> _Exercise brief_
Repeat the records in full and exactly, omitting pictures.

> _Given information_
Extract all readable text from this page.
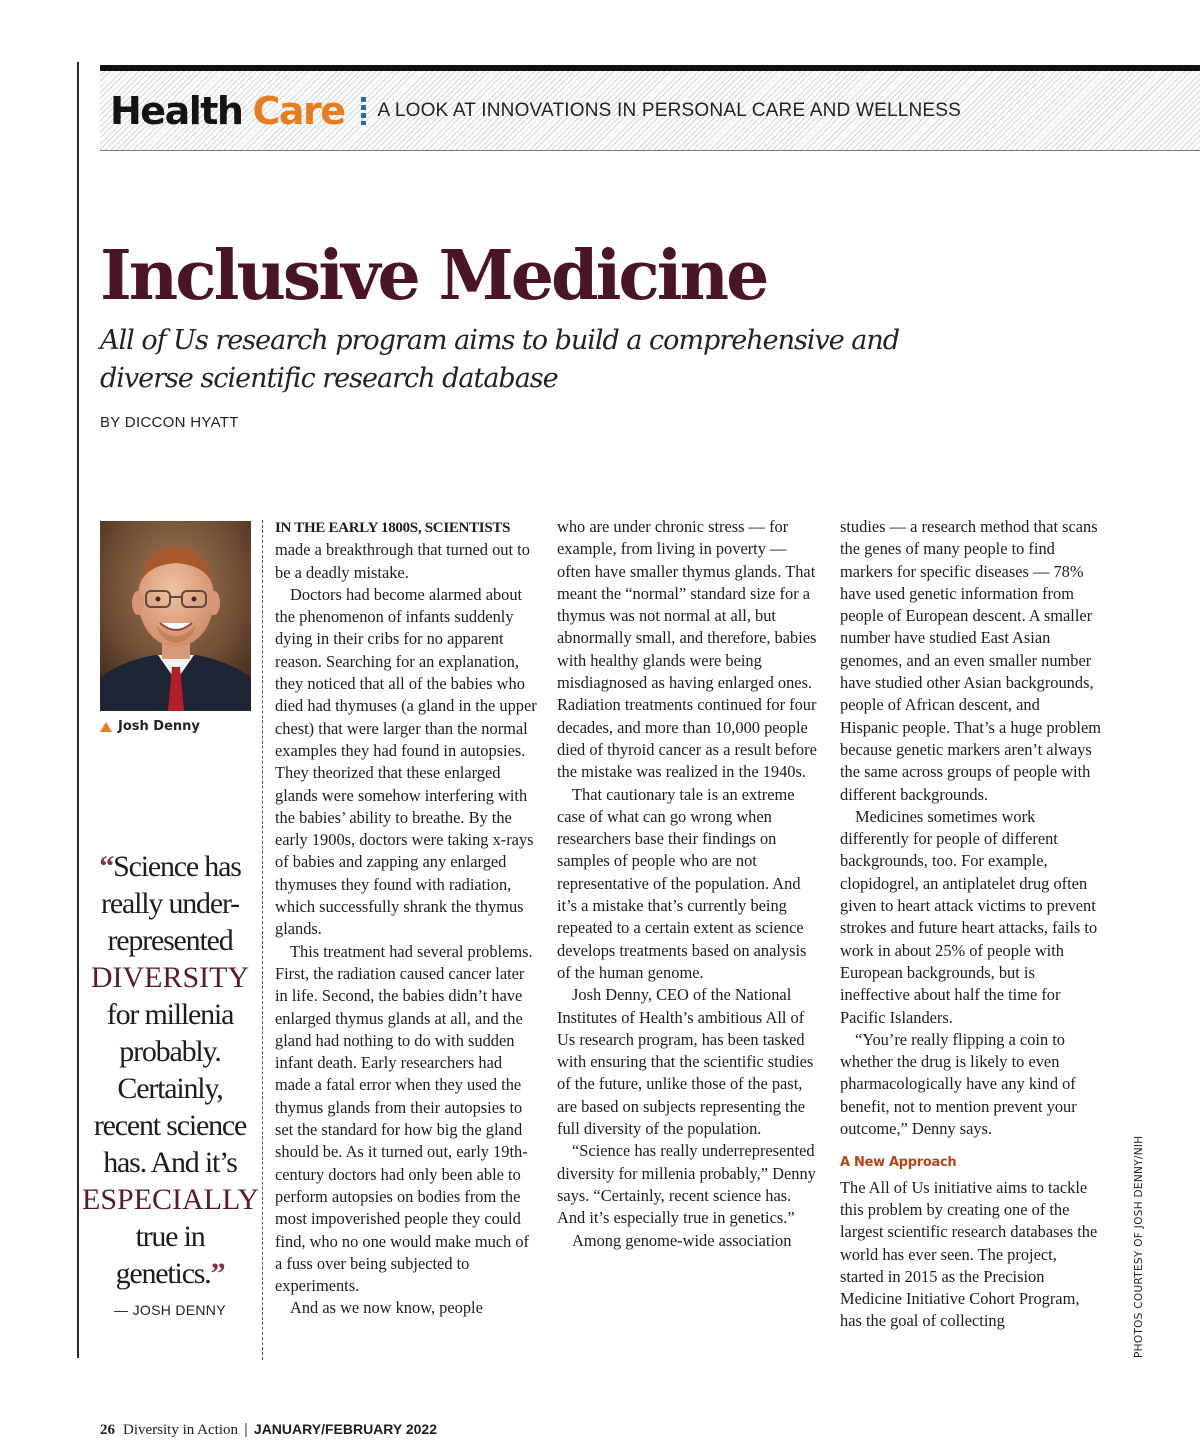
Health Care A LOOK AT INNOVATIONS IN PERSONAL CARE AND WELLNESS
Inclusive Medicine

All of Us research program aims to build a comprehensive and diverse scientific research database

BY DICCON HYATT
Josh Denny
“Science has really under-represented DIVERSITY for millenia probably. Certainly, recent science has. And it’s ESPECIALLY true in genetics.”
— JOSH DENNY

IN THE EARLY 1800S, SCIENTISTS made a breakthrough that turned out to be a deadly mistake.

Doctors had become alarmed about the phenomenon of infants suddenly dying in their cribs for no apparent reason. Searching for an explanation, they noticed that all of the babies who died had thymuses (a gland in the upper chest) that were larger than the normal examples they had found in autopsies. They theorized that these enlarged glands were somehow interfering with the babies’ ability to breathe. By the early 1900s, doctors were taking x-rays of babies and zapping any enlarged thymuses they found with radiation, which successfully shrank the thymus glands.

This treatment had several problems. First, the radiation caused cancer later in life. Second, the babies didn’t have enlarged thymus glands at all, and the gland had nothing to do with sudden infant death. Early researchers had made a fatal error when they used the thymus glands from their autopsies to set the standard for how big the gland should be. As it turned out, early 19th-century doctors had only been able to perform autopsies on bodies from the most impoverished people they could find, who no one would make much of a fuss over being subjected to experiments.

And as we now know, people

who are under chronic stress — for example, from living in poverty — often have smaller thymus glands. That meant the “normal” standard size for a thymus was not normal at all, but abnormally small, and therefore, babies with healthy glands were being misdiagnosed as having enlarged ones. Radiation treatments continued for four decades, and more than 10,000 people died of thyroid cancer as a result before the mistake was realized in the 1940s.

That cautionary tale is an extreme case of what can go wrong when researchers base their findings on samples of people who are not representative of the population. And it’s a mistake that’s currently being repeated to a certain extent as science develops treatments based on analysis of the human genome.

Josh Denny, CEO of the National Institutes of Health’s ambitious All of Us research program, has been tasked with ensuring that the scientific studies of the future, unlike those of the past, are based on subjects representing the full diversity of the population.

“Science has really underrepresented diversity for millenia probably,” Denny says. “Certainly, recent science has. And it’s especially true in genetics.”

Among genome-wide association

studies — a research method that scans the genes of many people to find markers for specific diseases — 78% have used genetic information from people of European descent. A smaller number have studied East Asian genomes, and an even smaller number have studied other Asian backgrounds, people of African descent, and Hispanic people. That’s a huge problem because genetic markers aren’t always the same across groups of people with different backgrounds.

Medicines sometimes work differently for people of different backgrounds, too. For example, clopidogrel, an antiplatelet drug often given to heart attack victims to prevent strokes and future heart attacks, fails to work in about 25% of people with European backgrounds, but is ineffective about half the time for Pacific Islanders.

“You’re really flipping a coin to whether the drug is likely to even pharmacologically have any kind of benefit, not to mention prevent your outcome,” Denny says.

A New Approach

The All of Us initiative aims to tackle this problem by creating one of the largest scientific research databases the world has ever seen. The project, started in 2015 as the Precision Medicine Initiative Cohort Program, has the goal of collecting	PHOTOS COURTESY OF JOSH DENNY/NIH
26 Diversity in Action | JANUARY/FEBRUARY 2022
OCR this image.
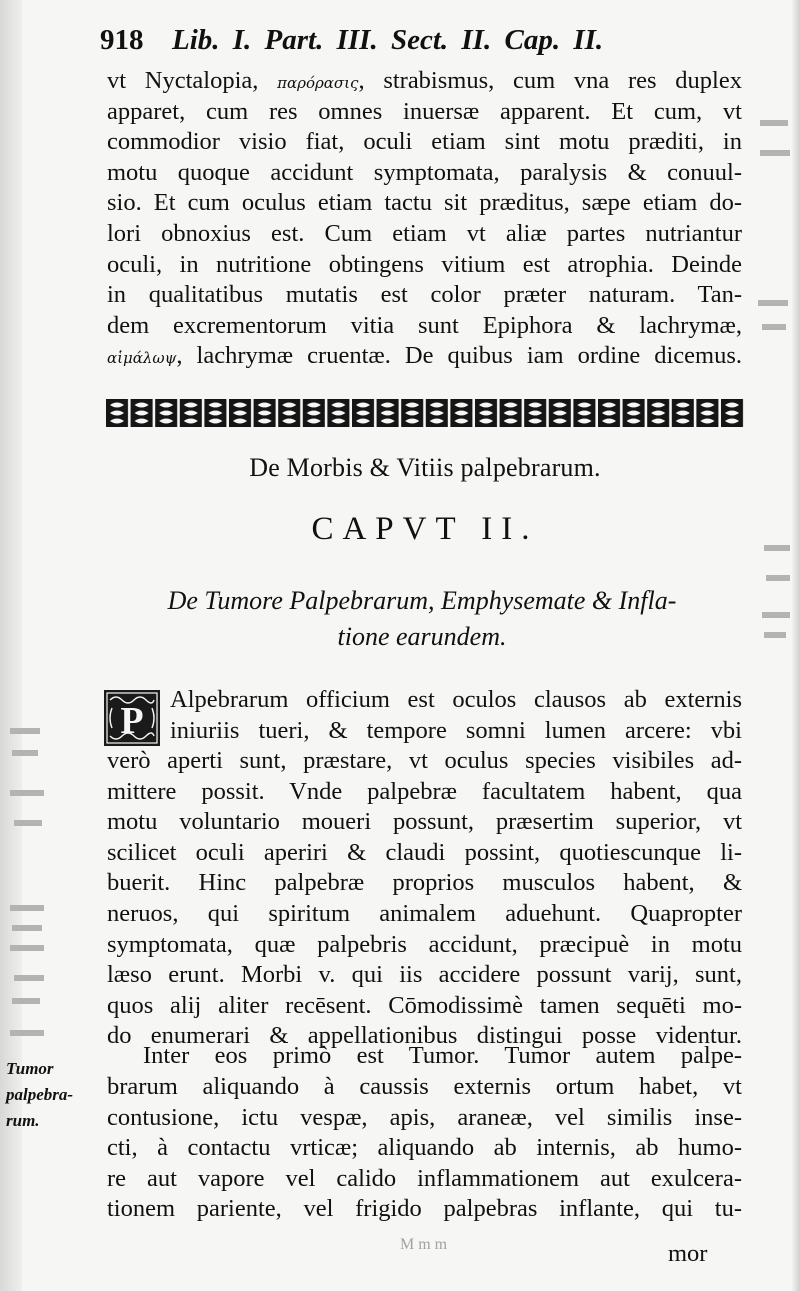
918 Lib. I. Part. III. Sect. II. Cap. II.
vt Nyctalopia, παρόρασις, strabismus, cum vna res duplex
apparet, cum res omnes inuersæ apparent. Et cum, vt
commodior visio fiat, oculi etiam sint motu præditi, in
motu quoque accidunt symptomata, paralysis & conuul-
sio. Et cum oculus etiam tactu sit præditus, sæpe etiam do-
lori obnoxius est. Cum etiam vt aliæ partes nutriantur
oculi, in nutritione obtingens vitium est atrophia. Deinde
in qualitatibus mutatis est color præter naturam. Tan-
dem excrementorum vitia sunt Epiphora & lachrymæ,
αἱμάλωψ, lachrymæ cruentæ. De quibus iam ordine dicemus.
De Morbis & Vitiis palpebrarum.
CAPVT II.
De Tumore Palpebrarum, Emphysemate & Infla-
tione earundem.
P
Alpebrarum officium est oculos clausos ab externis
iniuriis tueri, & tempore somni lumen arcere: vbi
verò aperti sunt, præstare, vt oculus species visibiles ad-
mittere possit. Vnde palpebræ facultatem habent, qua
motu voluntario moueri possunt, præsertim superior, vt
scilicet oculi aperiri & claudi possint, quotiescunque li-
buerit. Hinc palpebræ proprios musculos habent, &
neruos, qui spiritum animalem aduehunt. Quapropter
symptomata, quæ palpebris accidunt, præcipuè in motu
læso erunt. Morbi v. qui iis accidere possunt varij, sunt,
quos alij aliter recēsent. Cōmodissimè tamen sequēti mo-
do enumerari & appellationibus distingui posse videntur.
Inter eos primò est Tumor. Tumor autem palpe-
brarum aliquando à caussis externis ortum habet, vt
contusione, ictu vespæ, apis, araneæ, vel similis inse-
cti, à contactu vrticæ; aliquando ab internis, ab humo-
re aut vapore vel calido inflammationem aut exulcera-
tionem pariente, vel frigido palpebras inflante, qui tu-
Tumor
palpebra-
rum.
M m m	mor
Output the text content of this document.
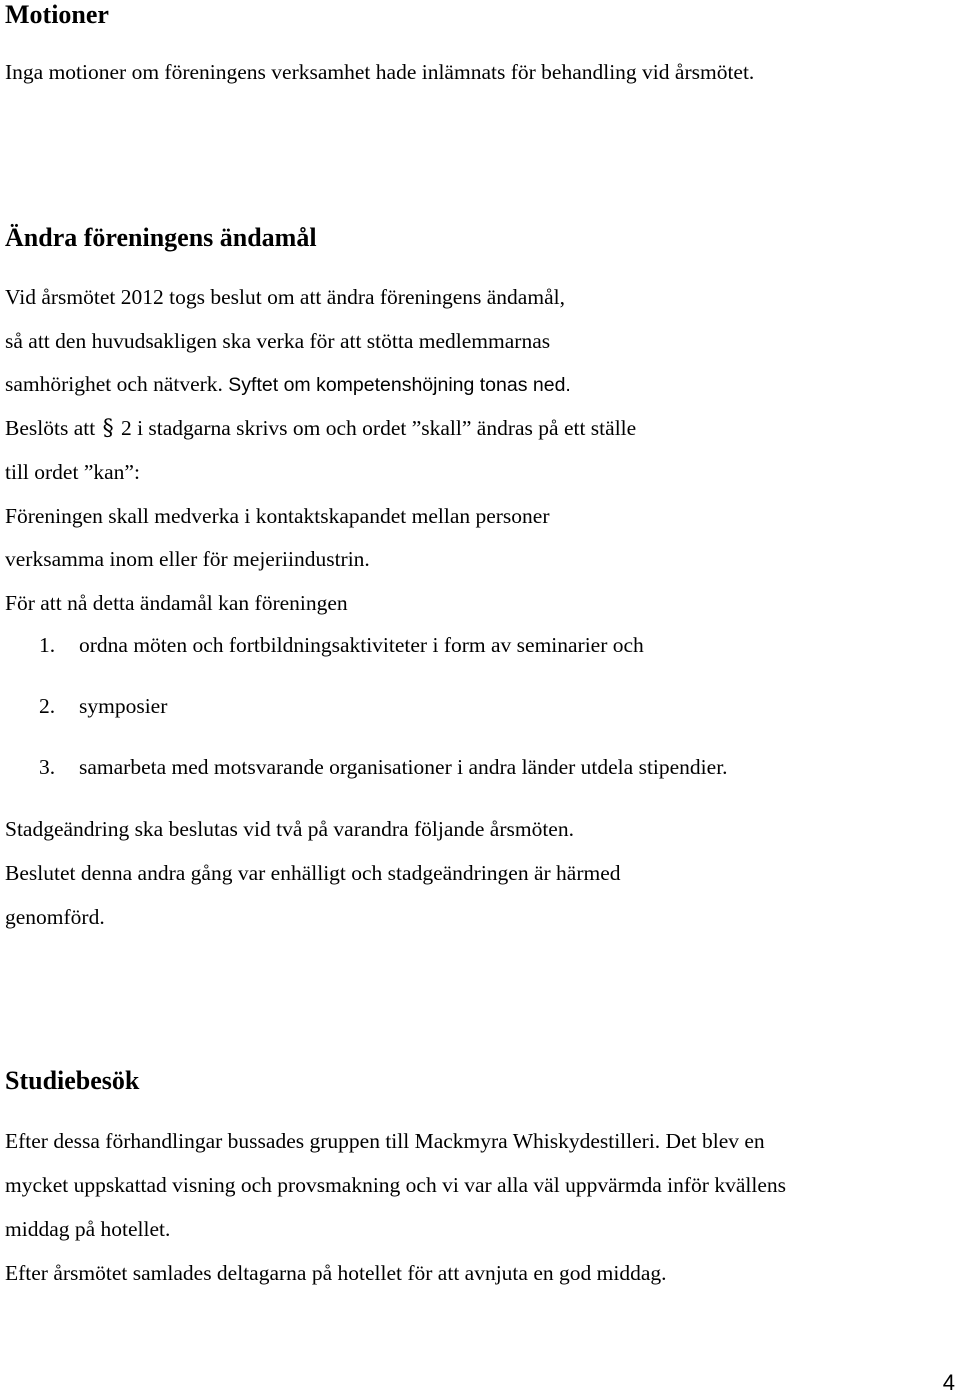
Motioner

Inga motioner om föreningens verksamhet hade inlämnats för behandling vid årsmötet.

Ändra föreningens ändamål

Vid årsmötet 2012 togs beslut om att ändra föreningens ändamål,

så att den huvudsakligen ska verka för att stötta medlemmarnas

samhörighet och nätverk. Syftet om kompetenshöjning tonas ned.

Beslöts att § 2 i stadgarna skrivs om och ordet ”skall” ändras på ett ställe

till ordet ”kan”:

Föreningen skall medverka i kontaktskapandet mellan personer

verksamma inom eller för mejeriindustrin.

För att nå detta ändamål kan föreningen

1. ordna möten och fortbildningsaktiviteter i form av seminarier och
2. symposier
3. samarbeta med motsvarande organisationer i andra länder utdela stipendier.

Stadgeändring ska beslutas vid två på varandra följande årsmöten.

Beslutet denna andra gång var enhälligt och stadgeändringen är härmed

genomförd.

Studiebesök

Efter dessa förhandlingar bussades gruppen till Mackmyra Whiskydestilleri. Det blev en

mycket uppskattad visning och provsmakning och vi var alla väl uppvärmda inför kvällens

middag på hotellet.

Efter årsmötet samlades deltagarna på hotellet för att avnjuta en god middag.

4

> _Solution to the problem_
Extract all readable text from this page.
Health Care A LOOK AT INNOVATIONS IN PERSONAL CARE AND WELLNESS
Inclusive Medicine

All of Us research program aims to build a comprehensive and diverse scientific research database

BY DICCON HYATT
Josh Denny
“Science has really under-represented DIVERSITY for millenia probably. Certainly, recent science has. And it’s ESPECIALLY true in genetics.”
— JOSH DENNY

IN THE EARLY 1800S, SCIENTISTS made a breakthrough that turned out to be a deadly mistake.

Doctors had become alarmed about the phenomenon of infants suddenly dying in their cribs for no apparent reason. Searching for an explanation, they noticed that all of the babies who died had thymuses (a gland in the upper chest) that were larger than the normal examples they had found in autopsies. They theorized that these enlarged glands were somehow interfering with the babies’ ability to breathe. By the early 1900s, doctors were taking x-rays of babies and zapping any enlarged thymuses they found with radiation, which successfully shrank the thymus glands.

This treatment had several problems. First, the radiation caused cancer later in life. Second, the babies didn’t have enlarged thymus glands at all, and the gland had nothing to do with sudden infant death. Early researchers had made a fatal error when they used the thymus glands from their autopsies to set the standard for how big the gland should be. As it turned out, early 19th-century doctors had only been able to perform autopsies on bodies from the most impoverished people they could find, who no one would make much of a fuss over being subjected to experiments.

And as we now know, people

who are under chronic stress — for example, from living in poverty — often have smaller thymus glands. That meant the “normal” standard size for a thymus was not normal at all, but abnormally small, and therefore, babies with healthy glands were being misdiagnosed as having enlarged ones. Radiation treatments continued for four decades, and more than 10,000 people died of thyroid cancer as a result before the mistake was realized in the 1940s.

That cautionary tale is an extreme case of what can go wrong when researchers base their findings on samples of people who are not representative of the population. And it’s a mistake that’s currently being repeated to a certain extent as science develops treatments based on analysis of the human genome.

Josh Denny, CEO of the National Institutes of Health’s ambitious All of Us research program, has been tasked with ensuring that the scientific studies of the future, unlike those of the past, are based on subjects representing the full diversity of the population.

“Science has really underrepresented diversity for millenia probably,” Denny says. “Certainly, recent science has. And it’s especially true in genetics.”

Among genome-wide association

studies — a research method that scans the genes of many people to find markers for specific diseases — 78% have used genetic information from people of European descent. A smaller number have studied East Asian genomes, and an even smaller number have studied other Asian backgrounds, people of African descent, and Hispanic people. That’s a huge problem because genetic markers aren’t always the same across groups of people with different backgrounds.

Medicines sometimes work differently for people of different backgrounds, too. For example, clopidogrel, an antiplatelet drug often given to heart attack victims to prevent strokes and future heart attacks, fails to work in about 25% of people with European backgrounds, but is ineffective about half the time for Pacific Islanders.

“You’re really flipping a coin to whether the drug is likely to even pharmacologically have any kind of benefit, not to mention prevent your outcome,” Denny says.

A New Approach

The All of Us initiative aims to tackle this problem by creating one of the largest scientific research databases the world has ever seen. The project, started in 2015 as the Precision Medicine Initiative Cohort Program, has the goal of collecting	PHOTOS COURTESY OF JOSH DENNY/NIH
26 Diversity in Action | JANUARY/FEBRUARY 2022
OCR this image.
918 Lib. I. Part. III. Sect. II. Cap. II.
vt Nyctalopia, παρόρασις, strabismus, cum vna res duplex
apparet, cum res omnes inuersæ apparent. Et cum, vt
commodior visio fiat, oculi etiam sint motu præditi, in
motu quoque accidunt symptomata, paralysis & conuul-
sio. Et cum oculus etiam tactu sit præditus, sæpe etiam do-
lori obnoxius est. Cum etiam vt aliæ partes nutriantur
oculi, in nutritione obtingens vitium est atrophia. Deinde
in qualitatibus mutatis est color præter naturam. Tan-
dem excrementorum vitia sunt Epiphora & lachrymæ,
αἱμάλωψ, lachrymæ cruentæ. De quibus iam ordine dicemus.
De Morbis & Vitiis palpebrarum.
CAPVT II.
De Tumore Palpebrarum, Emphysemate & Infla-
tione earundem.
P
Alpebrarum officium est oculos clausos ab externis
iniuriis tueri, & tempore somni lumen arcere: vbi
verò aperti sunt, præstare, vt oculus species visibiles ad-
mittere possit. Vnde palpebræ facultatem habent, qua
motu voluntario moueri possunt, præsertim superior, vt
scilicet oculi aperiri & claudi possint, quotiescunque li-
buerit. Hinc palpebræ proprios musculos habent, &
neruos, qui spiritum animalem aduehunt. Quapropter
symptomata, quæ palpebris accidunt, præcipuè in motu
læso erunt. Morbi v. qui iis accidere possunt varij, sunt,
quos alij aliter recēsent. Cōmodissimè tamen sequēti mo-
do enumerari & appellationibus distingui posse videntur.
Inter eos primò est Tumor. Tumor autem palpe-
brarum aliquando à caussis externis ortum habet, vt
contusione, ictu vespæ, apis, araneæ, vel similis inse-
cti, à contactu vrticæ; aliquando ab internis, ab humo-
re aut vapore vel calido inflammationem aut exulcera-
tionem pariente, vel frigido palpebras inflante, qui tu-
Tumor
palpebra-
rum.
M m m	mor
Output the text content of this document.
Motioner

Inga motioner om föreningens verksamhet hade inlämnats för behandling vid årsmötet.

Ändra föreningens ändamål

Vid årsmötet 2012 togs beslut om att ändra föreningens ändamål,

så att den huvudsakligen ska verka för att stötta medlemmarnas

samhörighet och nätverk. Syftet om kompetenshöjning tonas ned.

Beslöts att § 2 i stadgarna skrivs om och ordet ”skall” ändras på ett ställe

till ordet ”kan”:

Föreningen skall medverka i kontaktskapandet mellan personer

verksamma inom eller för mejeriindustrin.

För att nå detta ändamål kan föreningen

1. ordna möten och fortbildningsaktiviteter i form av seminarier och
2. symposier
3. samarbeta med motsvarande organisationer i andra länder utdela stipendier.

Stadgeändring ska beslutas vid två på varandra följande årsmöten.

Beslutet denna andra gång var enhälligt och stadgeändringen är härmed

genomförd.

Studiebesök

Efter dessa förhandlingar bussades gruppen till Mackmyra Whiskydestilleri. Det blev en

mycket uppskattad visning och provsmakning och vi var alla väl uppvärmda inför kvällens

middag på hotellet.

Efter årsmötet samlades deltagarna på hotellet för att avnjuta en god middag.

4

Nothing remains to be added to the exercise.